- **WRITTEN PROBLEM**:
Assemble all lines in which the string "flow" appears.

- **WORKING DATA**:
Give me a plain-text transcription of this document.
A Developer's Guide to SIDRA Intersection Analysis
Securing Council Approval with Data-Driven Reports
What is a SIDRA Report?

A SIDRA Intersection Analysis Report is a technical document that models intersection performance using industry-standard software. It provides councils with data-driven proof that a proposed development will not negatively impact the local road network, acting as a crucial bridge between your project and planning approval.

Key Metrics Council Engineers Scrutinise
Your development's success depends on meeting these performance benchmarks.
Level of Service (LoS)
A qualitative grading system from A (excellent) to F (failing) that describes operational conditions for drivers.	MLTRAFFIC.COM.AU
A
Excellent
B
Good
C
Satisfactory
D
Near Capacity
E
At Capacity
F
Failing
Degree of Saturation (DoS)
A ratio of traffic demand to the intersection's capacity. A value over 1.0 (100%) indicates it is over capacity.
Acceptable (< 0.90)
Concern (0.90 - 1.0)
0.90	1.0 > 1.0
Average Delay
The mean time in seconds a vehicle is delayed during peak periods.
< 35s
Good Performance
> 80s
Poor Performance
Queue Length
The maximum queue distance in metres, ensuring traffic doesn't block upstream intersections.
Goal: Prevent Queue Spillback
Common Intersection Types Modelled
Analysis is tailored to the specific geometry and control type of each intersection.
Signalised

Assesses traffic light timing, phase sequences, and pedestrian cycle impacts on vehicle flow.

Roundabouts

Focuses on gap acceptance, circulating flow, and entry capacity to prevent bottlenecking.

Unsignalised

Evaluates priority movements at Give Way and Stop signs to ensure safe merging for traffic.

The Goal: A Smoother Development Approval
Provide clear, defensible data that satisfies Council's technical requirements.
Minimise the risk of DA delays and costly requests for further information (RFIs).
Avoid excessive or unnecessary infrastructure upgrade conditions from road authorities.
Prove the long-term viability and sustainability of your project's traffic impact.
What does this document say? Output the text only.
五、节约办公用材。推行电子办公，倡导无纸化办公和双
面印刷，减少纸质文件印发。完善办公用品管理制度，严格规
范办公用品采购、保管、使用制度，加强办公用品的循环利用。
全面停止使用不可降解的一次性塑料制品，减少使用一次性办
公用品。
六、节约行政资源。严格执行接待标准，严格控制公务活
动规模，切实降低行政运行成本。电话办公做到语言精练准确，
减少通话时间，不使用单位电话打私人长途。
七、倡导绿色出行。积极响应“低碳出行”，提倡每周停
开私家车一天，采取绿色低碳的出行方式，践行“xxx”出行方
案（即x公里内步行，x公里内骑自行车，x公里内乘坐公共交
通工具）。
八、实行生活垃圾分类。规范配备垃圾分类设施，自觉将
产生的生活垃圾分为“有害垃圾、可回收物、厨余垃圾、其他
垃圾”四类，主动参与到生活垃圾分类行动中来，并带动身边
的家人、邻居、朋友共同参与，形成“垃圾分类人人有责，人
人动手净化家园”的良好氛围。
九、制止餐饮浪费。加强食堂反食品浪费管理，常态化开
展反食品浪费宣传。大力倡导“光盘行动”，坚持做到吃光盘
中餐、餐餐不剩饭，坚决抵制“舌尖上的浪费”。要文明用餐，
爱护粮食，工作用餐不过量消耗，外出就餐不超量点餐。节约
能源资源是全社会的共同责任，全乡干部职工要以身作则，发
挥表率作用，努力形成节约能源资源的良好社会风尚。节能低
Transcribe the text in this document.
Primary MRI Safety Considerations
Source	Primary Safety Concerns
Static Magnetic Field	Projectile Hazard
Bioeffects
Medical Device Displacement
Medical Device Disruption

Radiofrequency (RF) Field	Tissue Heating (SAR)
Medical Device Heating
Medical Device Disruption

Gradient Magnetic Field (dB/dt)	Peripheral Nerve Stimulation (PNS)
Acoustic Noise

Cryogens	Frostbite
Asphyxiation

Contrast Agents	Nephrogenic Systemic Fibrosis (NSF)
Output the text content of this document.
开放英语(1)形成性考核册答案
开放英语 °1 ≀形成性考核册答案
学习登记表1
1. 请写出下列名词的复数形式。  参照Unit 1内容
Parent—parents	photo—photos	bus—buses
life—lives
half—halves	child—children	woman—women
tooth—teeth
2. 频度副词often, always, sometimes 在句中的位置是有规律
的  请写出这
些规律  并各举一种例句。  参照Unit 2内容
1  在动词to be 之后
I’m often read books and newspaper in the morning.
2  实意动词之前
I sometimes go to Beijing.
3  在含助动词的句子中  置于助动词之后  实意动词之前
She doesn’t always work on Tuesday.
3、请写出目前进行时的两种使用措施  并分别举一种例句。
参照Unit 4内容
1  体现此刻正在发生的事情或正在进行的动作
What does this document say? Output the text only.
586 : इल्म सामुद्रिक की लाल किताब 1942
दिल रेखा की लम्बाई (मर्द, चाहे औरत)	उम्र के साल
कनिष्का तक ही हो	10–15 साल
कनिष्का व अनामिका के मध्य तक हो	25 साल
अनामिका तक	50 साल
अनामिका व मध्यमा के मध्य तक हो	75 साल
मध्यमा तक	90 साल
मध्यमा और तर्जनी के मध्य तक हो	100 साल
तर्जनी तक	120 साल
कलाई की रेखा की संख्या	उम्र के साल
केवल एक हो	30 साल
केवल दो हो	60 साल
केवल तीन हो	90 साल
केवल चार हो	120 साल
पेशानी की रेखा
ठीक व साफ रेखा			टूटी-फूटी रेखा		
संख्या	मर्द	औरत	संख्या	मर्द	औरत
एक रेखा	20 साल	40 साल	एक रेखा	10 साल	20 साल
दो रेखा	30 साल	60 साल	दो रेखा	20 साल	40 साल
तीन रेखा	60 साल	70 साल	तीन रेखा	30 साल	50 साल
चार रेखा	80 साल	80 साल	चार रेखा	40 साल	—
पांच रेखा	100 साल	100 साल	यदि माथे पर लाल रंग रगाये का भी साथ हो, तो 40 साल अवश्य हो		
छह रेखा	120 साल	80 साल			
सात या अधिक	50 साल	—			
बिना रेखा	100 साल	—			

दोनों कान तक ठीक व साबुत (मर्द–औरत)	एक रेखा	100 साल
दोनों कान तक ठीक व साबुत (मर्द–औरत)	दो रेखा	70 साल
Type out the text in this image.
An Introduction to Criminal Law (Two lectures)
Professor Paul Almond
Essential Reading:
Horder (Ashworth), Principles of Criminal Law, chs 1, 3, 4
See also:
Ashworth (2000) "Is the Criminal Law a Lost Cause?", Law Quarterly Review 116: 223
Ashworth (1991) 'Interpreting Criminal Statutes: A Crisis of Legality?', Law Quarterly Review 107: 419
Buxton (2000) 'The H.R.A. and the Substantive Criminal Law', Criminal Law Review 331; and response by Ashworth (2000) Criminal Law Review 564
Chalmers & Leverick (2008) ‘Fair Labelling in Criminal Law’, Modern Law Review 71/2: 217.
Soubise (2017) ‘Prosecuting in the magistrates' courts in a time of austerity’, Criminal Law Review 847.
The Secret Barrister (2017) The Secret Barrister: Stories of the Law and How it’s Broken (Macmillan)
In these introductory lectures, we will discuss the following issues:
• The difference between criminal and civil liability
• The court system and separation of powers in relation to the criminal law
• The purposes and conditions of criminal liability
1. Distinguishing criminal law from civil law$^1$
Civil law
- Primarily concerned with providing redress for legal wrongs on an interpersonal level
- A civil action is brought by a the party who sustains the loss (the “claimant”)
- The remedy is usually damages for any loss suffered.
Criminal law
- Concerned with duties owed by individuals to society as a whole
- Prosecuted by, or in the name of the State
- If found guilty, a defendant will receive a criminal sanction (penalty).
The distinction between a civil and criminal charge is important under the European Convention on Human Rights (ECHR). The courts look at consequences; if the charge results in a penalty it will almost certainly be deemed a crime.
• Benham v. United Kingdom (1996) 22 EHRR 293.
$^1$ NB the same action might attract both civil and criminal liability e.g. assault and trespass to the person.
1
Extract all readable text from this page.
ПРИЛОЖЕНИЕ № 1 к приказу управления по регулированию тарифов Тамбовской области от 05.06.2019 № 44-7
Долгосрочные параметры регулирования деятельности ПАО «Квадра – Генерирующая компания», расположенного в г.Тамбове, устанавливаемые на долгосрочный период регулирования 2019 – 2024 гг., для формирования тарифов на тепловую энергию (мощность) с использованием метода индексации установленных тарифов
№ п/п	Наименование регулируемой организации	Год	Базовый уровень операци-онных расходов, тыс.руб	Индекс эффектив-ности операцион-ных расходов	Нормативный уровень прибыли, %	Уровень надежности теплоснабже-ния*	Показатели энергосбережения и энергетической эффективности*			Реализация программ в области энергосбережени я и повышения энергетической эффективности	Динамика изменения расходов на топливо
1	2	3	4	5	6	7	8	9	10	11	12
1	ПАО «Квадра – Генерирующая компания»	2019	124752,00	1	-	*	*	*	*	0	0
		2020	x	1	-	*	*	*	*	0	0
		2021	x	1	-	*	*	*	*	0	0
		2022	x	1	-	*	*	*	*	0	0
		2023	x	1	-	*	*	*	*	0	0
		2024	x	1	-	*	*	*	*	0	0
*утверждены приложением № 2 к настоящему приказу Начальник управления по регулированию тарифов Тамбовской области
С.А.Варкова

- **IN RESPONSE**:
Assesses traffic light timing, phase sequences, and pedestrian cycle impacts on vehicle flow.
Focuses on gap acceptance, circulating flow, and entry capacity to prevent bottlenecking.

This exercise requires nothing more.